┌─ Material for the task

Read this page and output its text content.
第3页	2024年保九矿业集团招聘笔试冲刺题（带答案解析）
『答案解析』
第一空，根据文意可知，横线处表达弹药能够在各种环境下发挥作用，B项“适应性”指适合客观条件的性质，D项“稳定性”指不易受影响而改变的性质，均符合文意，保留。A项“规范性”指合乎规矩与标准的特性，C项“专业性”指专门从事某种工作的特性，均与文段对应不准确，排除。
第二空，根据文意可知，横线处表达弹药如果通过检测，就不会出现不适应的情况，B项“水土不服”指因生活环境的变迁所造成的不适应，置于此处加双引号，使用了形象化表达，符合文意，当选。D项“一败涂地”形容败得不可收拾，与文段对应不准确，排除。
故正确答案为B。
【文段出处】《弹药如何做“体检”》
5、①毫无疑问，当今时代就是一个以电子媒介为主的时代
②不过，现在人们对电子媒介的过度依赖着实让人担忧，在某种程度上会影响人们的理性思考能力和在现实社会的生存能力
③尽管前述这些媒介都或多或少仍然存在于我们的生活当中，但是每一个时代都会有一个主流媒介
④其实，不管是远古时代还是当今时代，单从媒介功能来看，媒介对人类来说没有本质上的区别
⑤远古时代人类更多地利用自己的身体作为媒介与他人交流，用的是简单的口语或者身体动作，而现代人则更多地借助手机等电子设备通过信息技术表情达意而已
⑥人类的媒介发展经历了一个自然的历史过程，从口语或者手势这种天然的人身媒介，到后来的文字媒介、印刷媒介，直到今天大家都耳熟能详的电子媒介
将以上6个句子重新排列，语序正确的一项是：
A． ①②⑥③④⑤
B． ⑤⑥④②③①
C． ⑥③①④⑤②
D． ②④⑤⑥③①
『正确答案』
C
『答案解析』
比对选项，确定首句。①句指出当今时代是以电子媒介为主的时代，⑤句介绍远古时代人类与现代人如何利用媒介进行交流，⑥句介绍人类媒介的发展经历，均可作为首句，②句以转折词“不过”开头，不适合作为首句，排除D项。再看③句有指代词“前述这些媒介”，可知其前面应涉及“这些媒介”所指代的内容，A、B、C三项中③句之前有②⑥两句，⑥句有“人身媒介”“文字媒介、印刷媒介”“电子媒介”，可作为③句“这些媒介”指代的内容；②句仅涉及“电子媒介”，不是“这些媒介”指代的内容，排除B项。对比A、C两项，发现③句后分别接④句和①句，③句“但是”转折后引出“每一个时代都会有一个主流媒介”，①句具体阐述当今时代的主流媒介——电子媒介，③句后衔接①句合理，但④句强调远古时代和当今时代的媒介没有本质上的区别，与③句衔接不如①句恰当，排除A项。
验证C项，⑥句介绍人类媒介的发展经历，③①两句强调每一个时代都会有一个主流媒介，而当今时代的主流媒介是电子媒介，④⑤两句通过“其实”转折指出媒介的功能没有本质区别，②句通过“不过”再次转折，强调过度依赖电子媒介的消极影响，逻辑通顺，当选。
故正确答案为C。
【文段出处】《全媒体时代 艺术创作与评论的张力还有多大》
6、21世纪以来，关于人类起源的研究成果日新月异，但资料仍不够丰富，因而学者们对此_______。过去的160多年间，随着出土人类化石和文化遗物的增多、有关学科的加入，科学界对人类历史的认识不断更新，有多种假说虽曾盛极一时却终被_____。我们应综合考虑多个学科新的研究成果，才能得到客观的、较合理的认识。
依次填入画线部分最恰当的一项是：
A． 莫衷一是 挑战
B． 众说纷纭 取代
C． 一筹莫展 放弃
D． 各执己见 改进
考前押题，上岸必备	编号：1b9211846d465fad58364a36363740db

└─

Copy out every line of the data that includes "⑥句介绍人类媒介的发展经历".

比对选项，确定首句。①句指出当今时代是以电子媒介为主的时代，⑤句介绍远古时代人类与现代人如何利用媒介进行交流，⑥句介绍人类媒介的发展经历，均可作为首句，②句以转折词“不过”开头，不适合作为首句，排除D项。再看③句有指代词“前述这些媒介”，可知其前面应涉及“这些媒介”所指代的内容，A、B、C三项中③句之前有②⑥两句，⑥句有“人身媒介”“文字媒介、印刷媒介”“电子媒介”，可作为③句“这些媒介”指代的内容；②句仅涉及“电子媒介”，不是“这些媒介”指代的内容，排除B项。对比A、C两项，发现③句后分别接④句和①句，③句“但是”转折后引出“每一个时代都会有一个主流媒介”，①句具体阐述当今时代的主流媒介——电子媒介，③句后衔接①句合理，但④句强调远古时代和当今时代的媒介没有本质上的区别，与③句衔接不如①句恰当，排除A项。
验证C项，⑥句介绍人类媒介的发展经历，③①两句强调每一个时代都会有一个主流媒介，而当今时代的主流媒介是电子媒介，④⑤两句通过“其实”转折指出媒介的功能没有本质区别，②句通过“不过”再次转折，强调过度依赖电子媒介的消极影响，逻辑通顺，当选。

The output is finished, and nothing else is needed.